= What you need to do =
Quote the records in full and leave their pictures out.

[Figure data in JSON]

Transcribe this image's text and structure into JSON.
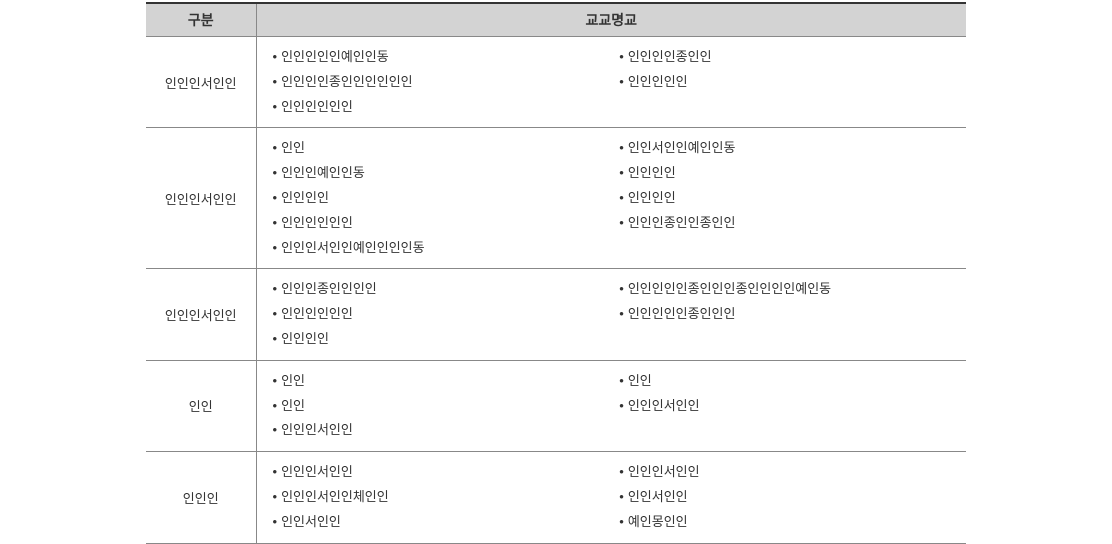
{
  "header": {
    "col1": "구분",
    "col2": "교교명교"
  },
  "rows": [
    {
      "label": "인인인서인인",
      "left": [
        "인인인인인예인인동",
        "인인인인종인인인인인인",
        "인인인인인인"
      ],
      "right": [
        "인인인인종인인",
        "인인인인인"
      ]
    },
    {
      "label": "인인인서인인",
      "left": [
        "인인",
        "인인인예인인동",
        "인인인인",
        "인인인인인인",
        "인인인서인인예인인인인동"
      ],
      "right": [
        "인인서인인예인인동",
        "인인인인",
        "인인인인",
        "인인인종인인종인인"
      ]
    },
    {
      "label": "인인인서인인",
      "left": [
        "인인인종인인인인",
        "인인인인인인",
        "인인인인"
      ],
      "right": [
        "인인인인인종인인인종인인인인예인동",
        "인인인인인종인인인"
      ]
    },
    {
      "label": "인인",
      "left": [
        "인인",
        "인인",
        "인인인서인인"
      ],
      "right": [
        "인인",
        "인인인서인인"
      ]
    },
    {
      "label": "인인인",
      "left": [
        "인인인서인인",
        "인인인서인인체인인",
        "인인서인인"
      ],
      "right": [
        "인인인서인인",
        "인인서인인",
        "예인몽인인"
      ]
    }
  ],
  "style": {
    "header_bg": "#d3d3d3",
    "border_color": "#888888",
    "top_border_color": "#333333",
    "text_color": "#333333",
    "bullet": "•"
  }
}
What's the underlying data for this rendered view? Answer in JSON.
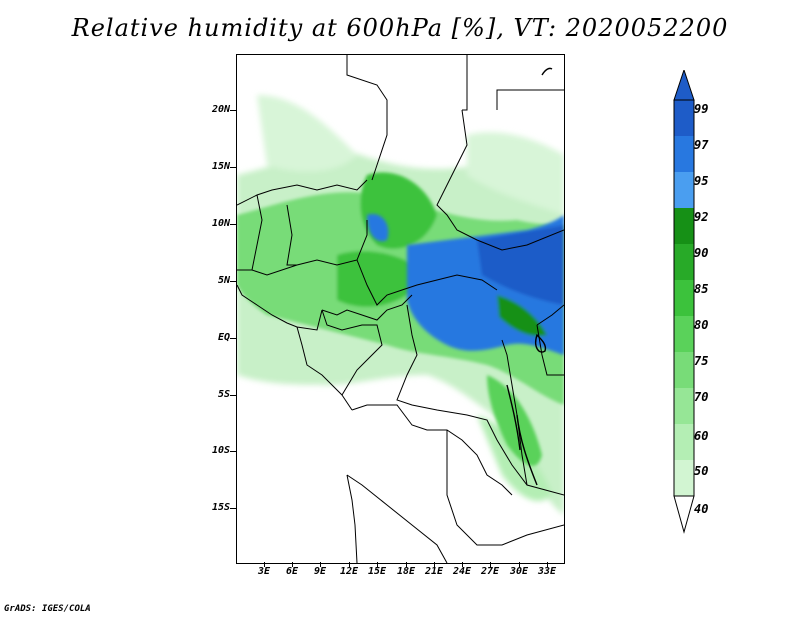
{
  "title": "Relative humidity at 600hPa [%], VT: 2020052200",
  "credit": "GrADS: IGES/COLA",
  "lat_labels": [
    "20N",
    "15N",
    "10N",
    "5N",
    "EQ",
    "5S",
    "10S",
    "15S"
  ],
  "lon_labels": [
    "3E",
    "6E",
    "9E",
    "12E",
    "15E",
    "18E",
    "21E",
    "24E",
    "27E",
    "30E",
    "33E"
  ],
  "colorbar": {
    "levels": [
      "40",
      "50",
      "60",
      "70",
      "75",
      "80",
      "85",
      "90",
      "92",
      "95",
      "97",
      "99"
    ],
    "colors": [
      "#ebfaeb",
      "#d2f5d2",
      "#b4eeb4",
      "#96e696",
      "#78dc78",
      "#5ad25a",
      "#3cc23c",
      "#28aa28",
      "#169016",
      "#4a9ef0",
      "#2878e0",
      "#1e5cc8"
    ]
  },
  "colors": {
    "frame": "#000000",
    "border_lines": "#000000",
    "background": "#ffffff"
  }
}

= Answer to the exercise =
Transcribe this image's text and structure into JSON.
{
  "header": {
    "col1": "구분",
    "col2": "교교명교"
  },
  "rows": [
    {
      "label": "인인인서인인",
      "left": [
        "인인인인인예인인동",
        "인인인인종인인인인인인",
        "인인인인인인"
      ],
      "right": [
        "인인인인종인인",
        "인인인인인"
      ]
    },
    {
      "label": "인인인서인인",
      "left": [
        "인인",
        "인인인예인인동",
        "인인인인",
        "인인인인인인",
        "인인인서인인예인인인인동"
      ],
      "right": [
        "인인서인인예인인동",
        "인인인인",
        "인인인인",
        "인인인종인인종인인"
      ]
    },
    {
      "label": "인인인서인인",
      "left": [
        "인인인종인인인인",
        "인인인인인인",
        "인인인인"
      ],
      "right": [
        "인인인인인종인인인종인인인인예인동",
        "인인인인인종인인인"
      ]
    },
    {
      "label": "인인",
      "left": [
        "인인",
        "인인",
        "인인인서인인"
      ],
      "right": [
        "인인",
        "인인인서인인"
      ]
    },
    {
      "label": "인인인",
      "left": [
        "인인인서인인",
        "인인인서인인체인인",
        "인인서인인"
      ],
      "right": [
        "인인인서인인",
        "인인서인인",
        "예인몽인인"
      ]
    }
  ],
  "style": {
    "header_bg": "#d3d3d3",
    "border_color": "#888888",
    "top_border_color": "#333333",
    "text_color": "#333333",
    "bullet": "•"
  }
}
What's the underlying data for this rendered view? Answer in JSON.
{
  "title": "Relative humidity at 600hPa [%], VT: 2020052200",
  "credit": "GrADS: IGES/COLA",
  "lat_labels": [
    "20N",
    "15N",
    "10N",
    "5N",
    "EQ",
    "5S",
    "10S",
    "15S"
  ],
  "lon_labels": [
    "3E",
    "6E",
    "9E",
    "12E",
    "15E",
    "18E",
    "21E",
    "24E",
    "27E",
    "30E",
    "33E"
  ],
  "colorbar": {
    "levels": [
      "40",
      "50",
      "60",
      "70",
      "75",
      "80",
      "85",
      "90",
      "92",
      "95",
      "97",
      "99"
    ],
    "colors": [
      "#ebfaeb",
      "#d2f5d2",
      "#b4eeb4",
      "#96e696",
      "#78dc78",
      "#5ad25a",
      "#3cc23c",
      "#28aa28",
      "#169016",
      "#4a9ef0",
      "#2878e0",
      "#1e5cc8"
    ]
  },
  "colors": {
    "frame": "#000000",
    "border_lines": "#000000",
    "background": "#ffffff"
  }
}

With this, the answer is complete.